*OBJECTIVE*:
Retype the records below exactly as they appear, but leave out any pictures.

==== DATA RECORDS

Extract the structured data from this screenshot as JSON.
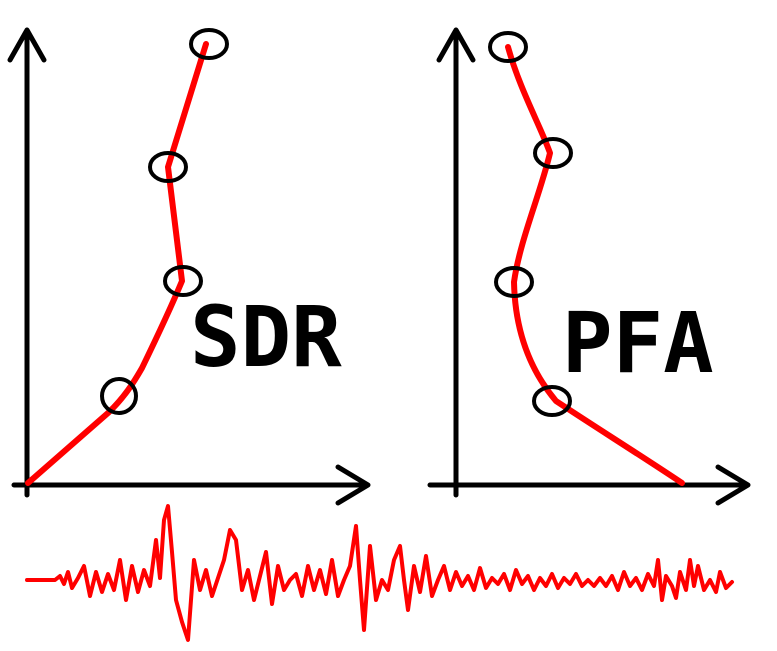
{
  "colors": {
    "curve": "#ff0000",
    "axis": "#000000",
    "signal": "#ff0000"
  },
  "panels": [
    {
      "label": "SDR"
    },
    {
      "label": "PFA"
    }
  ]
}
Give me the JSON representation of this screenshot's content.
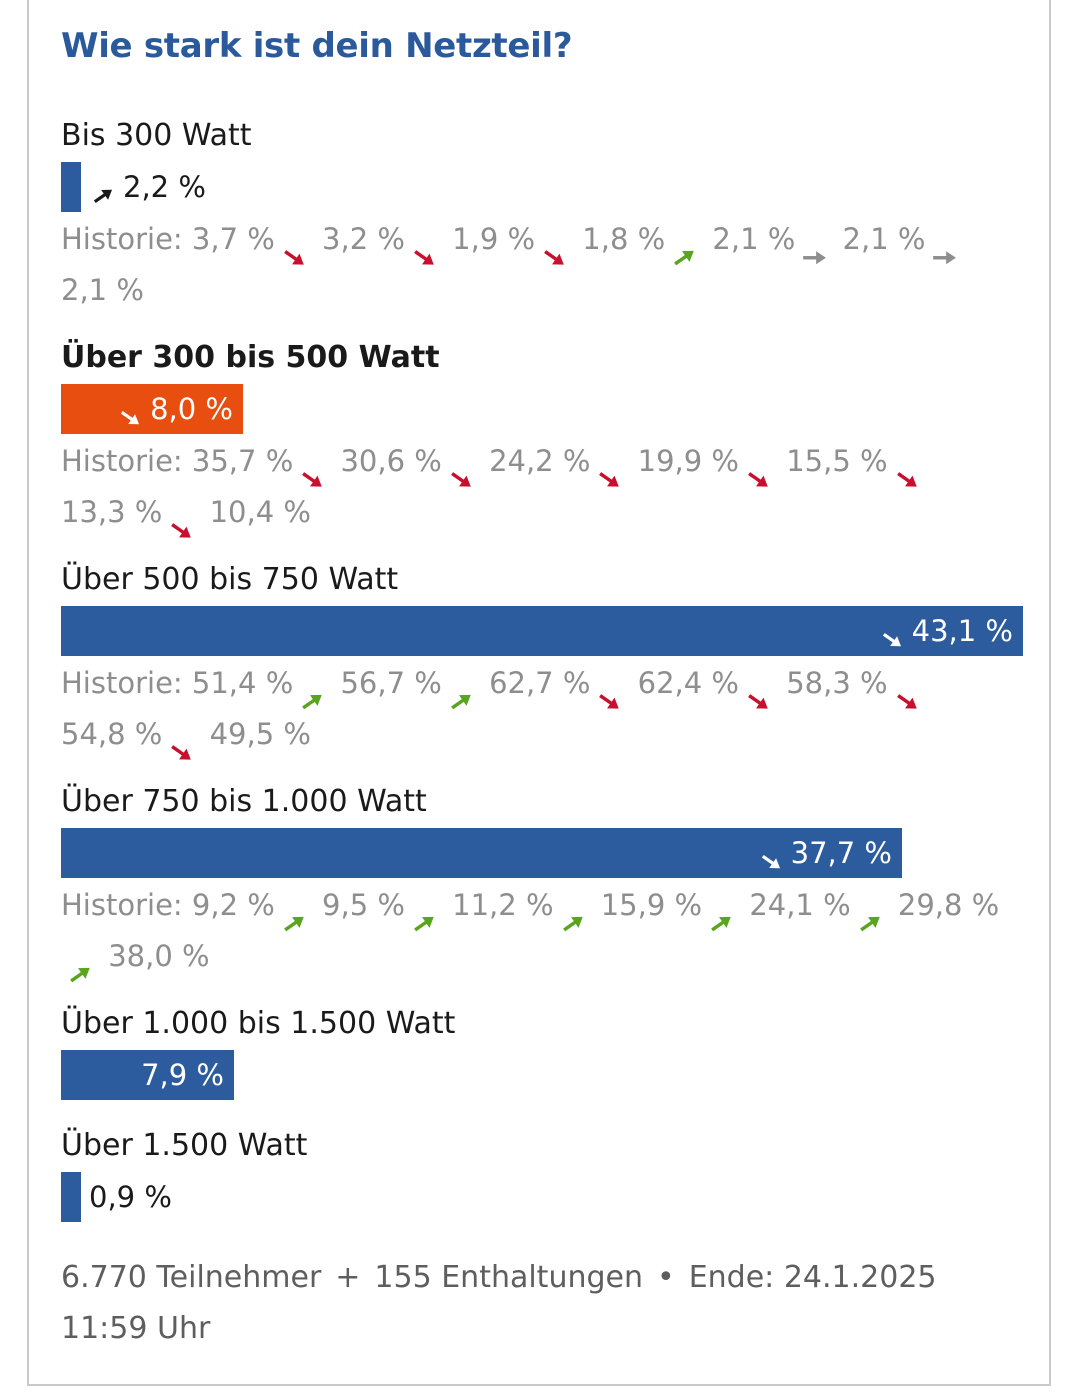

========

*RESULT*:
Extract the structured data from this screenshot as JSON.
{
  "colors": {
    "curve": "#ff0000",
    "axis": "#000000",
    "signal": "#ff0000"
  },
  "panels": [
    {
      "label": "SDR"
    },
    {
      "label": "PFA"
    }
  ]
}
Give me the JSON representation of this screenshot's content.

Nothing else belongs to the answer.